◆ Task brief: Identify and reproduce every line holding the string "recognition".
···
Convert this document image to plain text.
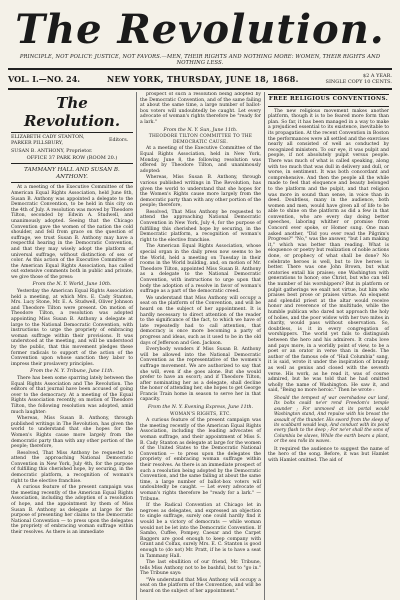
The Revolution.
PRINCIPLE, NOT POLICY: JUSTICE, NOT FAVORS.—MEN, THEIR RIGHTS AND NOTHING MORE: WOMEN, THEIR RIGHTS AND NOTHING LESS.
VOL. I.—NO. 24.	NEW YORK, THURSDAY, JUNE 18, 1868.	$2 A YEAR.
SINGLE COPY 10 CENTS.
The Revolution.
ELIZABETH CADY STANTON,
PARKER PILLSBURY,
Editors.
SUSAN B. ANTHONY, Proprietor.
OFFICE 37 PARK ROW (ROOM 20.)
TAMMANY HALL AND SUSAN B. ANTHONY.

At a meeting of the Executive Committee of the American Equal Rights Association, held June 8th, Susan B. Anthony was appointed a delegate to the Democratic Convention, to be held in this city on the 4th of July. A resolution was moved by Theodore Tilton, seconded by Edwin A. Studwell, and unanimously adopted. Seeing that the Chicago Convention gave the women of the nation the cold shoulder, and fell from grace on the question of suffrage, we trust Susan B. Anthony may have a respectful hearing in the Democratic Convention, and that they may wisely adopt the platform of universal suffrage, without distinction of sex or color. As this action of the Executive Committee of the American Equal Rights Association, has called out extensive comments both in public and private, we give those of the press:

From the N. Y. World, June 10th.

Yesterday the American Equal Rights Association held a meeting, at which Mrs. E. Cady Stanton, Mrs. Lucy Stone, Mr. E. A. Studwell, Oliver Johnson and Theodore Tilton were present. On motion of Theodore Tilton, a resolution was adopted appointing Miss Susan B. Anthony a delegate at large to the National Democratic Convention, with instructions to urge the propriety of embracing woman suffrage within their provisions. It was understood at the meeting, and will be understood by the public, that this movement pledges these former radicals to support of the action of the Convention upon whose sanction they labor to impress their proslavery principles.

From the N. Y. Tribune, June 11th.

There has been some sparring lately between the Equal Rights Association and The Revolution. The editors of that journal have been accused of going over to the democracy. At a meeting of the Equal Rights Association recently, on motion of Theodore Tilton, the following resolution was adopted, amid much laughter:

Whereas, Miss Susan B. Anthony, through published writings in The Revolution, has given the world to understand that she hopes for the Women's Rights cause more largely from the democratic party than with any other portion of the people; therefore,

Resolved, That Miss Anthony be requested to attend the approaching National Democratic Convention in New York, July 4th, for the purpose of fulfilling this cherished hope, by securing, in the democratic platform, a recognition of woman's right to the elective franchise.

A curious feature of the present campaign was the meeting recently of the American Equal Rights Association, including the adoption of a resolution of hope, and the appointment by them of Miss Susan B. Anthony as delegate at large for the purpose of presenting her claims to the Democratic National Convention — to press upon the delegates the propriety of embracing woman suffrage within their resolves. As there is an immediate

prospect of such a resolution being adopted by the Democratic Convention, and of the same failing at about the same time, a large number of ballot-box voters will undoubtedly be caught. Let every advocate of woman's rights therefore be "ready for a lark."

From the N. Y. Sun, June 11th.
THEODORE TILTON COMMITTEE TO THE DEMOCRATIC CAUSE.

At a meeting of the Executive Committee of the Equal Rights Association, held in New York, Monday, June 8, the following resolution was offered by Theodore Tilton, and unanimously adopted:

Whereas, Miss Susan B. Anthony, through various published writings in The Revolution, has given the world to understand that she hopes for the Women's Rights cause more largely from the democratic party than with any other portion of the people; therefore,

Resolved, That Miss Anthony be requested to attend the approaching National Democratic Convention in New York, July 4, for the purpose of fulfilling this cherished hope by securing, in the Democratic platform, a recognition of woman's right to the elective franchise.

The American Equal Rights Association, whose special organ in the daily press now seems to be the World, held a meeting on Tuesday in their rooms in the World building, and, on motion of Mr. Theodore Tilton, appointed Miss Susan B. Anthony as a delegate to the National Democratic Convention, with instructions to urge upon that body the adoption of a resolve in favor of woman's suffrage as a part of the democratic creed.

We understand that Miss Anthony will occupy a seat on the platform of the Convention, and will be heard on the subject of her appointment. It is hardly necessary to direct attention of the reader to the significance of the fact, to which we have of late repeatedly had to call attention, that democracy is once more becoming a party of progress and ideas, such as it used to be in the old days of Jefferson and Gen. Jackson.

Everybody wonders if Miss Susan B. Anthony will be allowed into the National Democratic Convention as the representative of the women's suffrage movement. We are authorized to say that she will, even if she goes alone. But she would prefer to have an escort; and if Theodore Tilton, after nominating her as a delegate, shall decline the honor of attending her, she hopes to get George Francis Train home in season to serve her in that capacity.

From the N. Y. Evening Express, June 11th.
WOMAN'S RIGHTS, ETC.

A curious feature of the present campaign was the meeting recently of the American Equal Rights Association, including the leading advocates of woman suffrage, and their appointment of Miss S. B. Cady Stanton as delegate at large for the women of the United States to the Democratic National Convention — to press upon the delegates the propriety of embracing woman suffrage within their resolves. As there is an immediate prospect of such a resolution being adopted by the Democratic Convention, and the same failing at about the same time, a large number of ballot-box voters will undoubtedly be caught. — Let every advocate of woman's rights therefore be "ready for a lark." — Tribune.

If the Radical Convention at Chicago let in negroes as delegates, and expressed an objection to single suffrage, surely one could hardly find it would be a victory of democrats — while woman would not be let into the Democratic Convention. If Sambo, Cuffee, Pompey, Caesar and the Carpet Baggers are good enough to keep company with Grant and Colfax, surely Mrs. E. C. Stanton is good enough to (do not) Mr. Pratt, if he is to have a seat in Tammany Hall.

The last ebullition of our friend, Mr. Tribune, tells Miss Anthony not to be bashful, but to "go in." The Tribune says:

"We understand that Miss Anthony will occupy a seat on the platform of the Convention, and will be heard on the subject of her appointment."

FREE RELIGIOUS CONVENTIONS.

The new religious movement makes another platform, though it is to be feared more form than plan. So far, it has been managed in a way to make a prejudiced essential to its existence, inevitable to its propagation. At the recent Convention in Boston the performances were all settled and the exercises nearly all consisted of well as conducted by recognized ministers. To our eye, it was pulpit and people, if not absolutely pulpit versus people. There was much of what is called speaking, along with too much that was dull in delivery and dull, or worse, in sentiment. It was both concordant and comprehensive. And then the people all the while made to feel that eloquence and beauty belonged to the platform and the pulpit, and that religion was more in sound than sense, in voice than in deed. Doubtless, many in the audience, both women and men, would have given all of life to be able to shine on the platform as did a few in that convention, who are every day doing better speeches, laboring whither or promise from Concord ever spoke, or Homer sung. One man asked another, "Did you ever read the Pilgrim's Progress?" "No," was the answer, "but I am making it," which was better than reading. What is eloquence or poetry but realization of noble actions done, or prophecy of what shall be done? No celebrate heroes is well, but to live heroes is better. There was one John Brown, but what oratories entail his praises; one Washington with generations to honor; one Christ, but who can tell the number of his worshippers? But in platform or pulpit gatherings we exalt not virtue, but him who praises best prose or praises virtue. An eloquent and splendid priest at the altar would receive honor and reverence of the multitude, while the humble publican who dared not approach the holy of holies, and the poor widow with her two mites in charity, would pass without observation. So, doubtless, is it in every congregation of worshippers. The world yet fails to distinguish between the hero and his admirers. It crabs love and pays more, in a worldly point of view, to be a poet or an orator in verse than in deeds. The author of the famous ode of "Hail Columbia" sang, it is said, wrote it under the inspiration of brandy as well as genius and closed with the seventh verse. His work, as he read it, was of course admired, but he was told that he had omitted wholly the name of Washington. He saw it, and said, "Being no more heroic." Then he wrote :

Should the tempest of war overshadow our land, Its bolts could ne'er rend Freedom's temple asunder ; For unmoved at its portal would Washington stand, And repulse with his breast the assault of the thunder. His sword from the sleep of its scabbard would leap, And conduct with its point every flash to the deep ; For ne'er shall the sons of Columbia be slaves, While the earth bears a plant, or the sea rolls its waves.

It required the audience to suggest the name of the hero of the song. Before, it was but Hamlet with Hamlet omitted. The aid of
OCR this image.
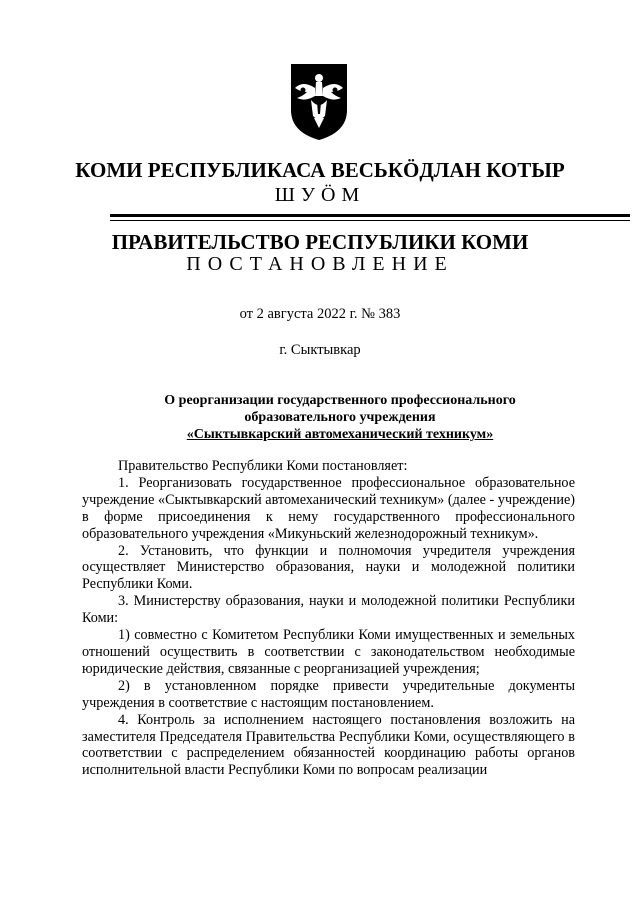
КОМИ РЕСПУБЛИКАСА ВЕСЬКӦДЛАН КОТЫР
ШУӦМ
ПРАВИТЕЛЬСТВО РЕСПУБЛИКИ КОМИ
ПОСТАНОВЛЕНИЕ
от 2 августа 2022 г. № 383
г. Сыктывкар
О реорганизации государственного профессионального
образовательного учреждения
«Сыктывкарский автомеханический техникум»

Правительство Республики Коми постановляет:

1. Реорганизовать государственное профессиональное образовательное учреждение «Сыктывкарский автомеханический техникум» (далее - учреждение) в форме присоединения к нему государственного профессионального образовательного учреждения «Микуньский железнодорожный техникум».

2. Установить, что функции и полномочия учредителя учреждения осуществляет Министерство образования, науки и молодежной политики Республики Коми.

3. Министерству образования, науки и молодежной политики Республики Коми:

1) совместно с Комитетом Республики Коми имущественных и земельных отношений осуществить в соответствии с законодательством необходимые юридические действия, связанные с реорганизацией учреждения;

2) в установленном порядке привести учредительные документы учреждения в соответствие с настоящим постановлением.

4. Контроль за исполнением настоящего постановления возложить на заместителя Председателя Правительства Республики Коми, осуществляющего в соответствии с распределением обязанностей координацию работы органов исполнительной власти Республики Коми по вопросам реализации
···
◆ Exercise result:
Resolved, That Miss Anthony be requested to attend the approaching National Democratic Convention in New York, July 4th, for the purpose of fulfilling this cherished hope, by securing, in the democratic platform, a recognition of woman's right to the elective franchise.
Resolved, That Miss Anthony be requested to attend the approaching National Democratic Convention in New York, July 4, for the purpose of fulfilling this cherished hope by securing, in the Democratic platform, a recognition of woman's right to the elective franchise.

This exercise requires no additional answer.